# REQUEST A
Summarize the text about Ray Bergman's book Trout in two sentences.
# REQUEST B
According to the text about Ray Bergman's book Trout, for how many years did Bergman write for Outdoor Life magazine?
# REQUEST C
Copy the passage of the text about Ray Bergman's book Trout between "This book was" and "William J Schaldach.", inclusive.

==== DOCUMENT TEXT

Judging by the first few sentences of Gary LaFontaine's new foreword to Ray Bergman's book Trout, The Trout Fisherman's Bible, it is the American equivalent - but very different - to Mr Crabtree Goes Fishing. LaFontaine writes: 'Trout was the first fly fishing book that I ever read. I was nine years old and it was the biggest book in the fishing section of the Windsor Public Library in Connecticut. . . . . All told I have read this great book six times cover to cover, and each time the wisdom was deep and fresh.'.

Wisdom such as knowing the value of time spent looking and watching what is happening. Also 'Cultivate the habit of working the tough places that the average person passes by.' How true. Ray Bergman rarely killed fish in his later years and did not use a landing net, as is becoming more popular today.

This book was first published in 1938. Ray Bergman was born in Nyack, New York in 1891 and died there in 1967. He wrote for Outdoor Life magazine for 26 years. Bergman revised and expanded his masterwork in 1952. This edition of the book, published by The Derrydale Press, has very attractive and charming plates taken from period water colours of fish, flies, streamers and spinners painted by William J Schaldach.

The book contains the dressings for all the flies illustrated in the colour plates. There is a chapter on fly tying which includes interesting information on hooks and how their length relates to size and the changes in wire diameter for different shank thicknesses.

========
==== DATA EXCERPT

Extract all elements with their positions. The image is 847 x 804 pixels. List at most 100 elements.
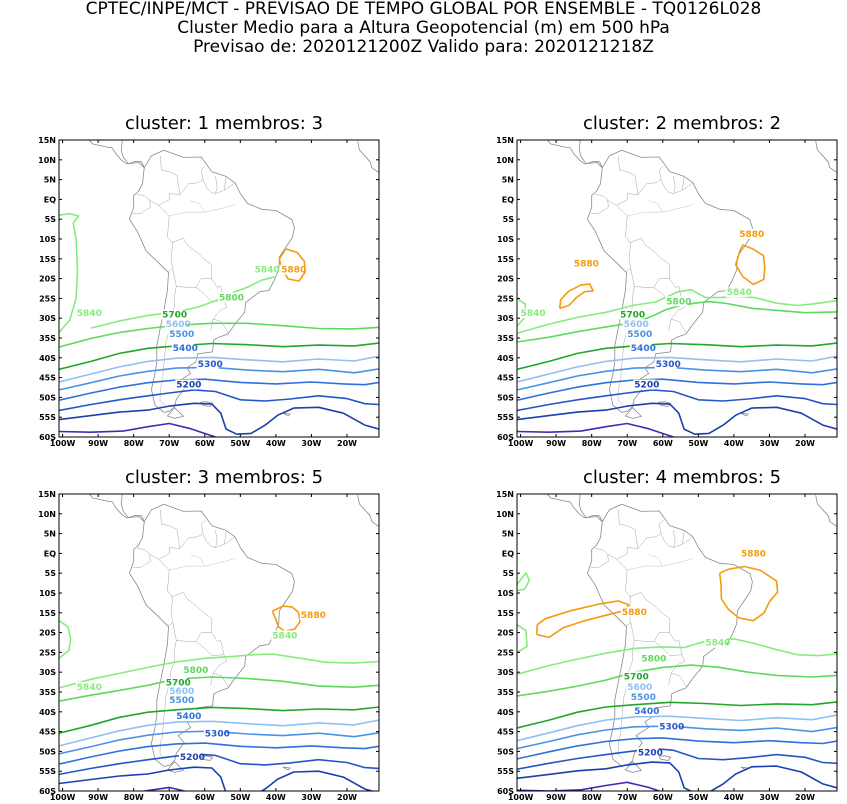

========

# EXERCISE OUTPUT A
Gary LaFontaine's new foreword to Ray Bergman's Trout calls it the first fly fishing book he ever read, at age nine, and says he has read it six times for its deep and fresh wisdom. First published in 1938 and revised in 1952, the book appears in a Derrydale Press edition with plates from period watercolors by William J Schaldach, dressings for all the illustrated flies, and a chapter on fly tying.

# EXERCISE OUTPUT B
He wrote for Outdoor Life magazine for 26 years.

# EXERCISE OUTPUT C
This book was first published in 1938. Ray Bergman was born in Nyack, New York in 1891 and died there in 1967. He wrote for Outdoor Life magazine for 26 years. Bergman revised and expanded his masterwork in 1952. This edition of the book, published by The Derrydale Press, has very attractive and charming plates taken from period water colours of fish, flies, streamers and spinners painted by William J Schaldach.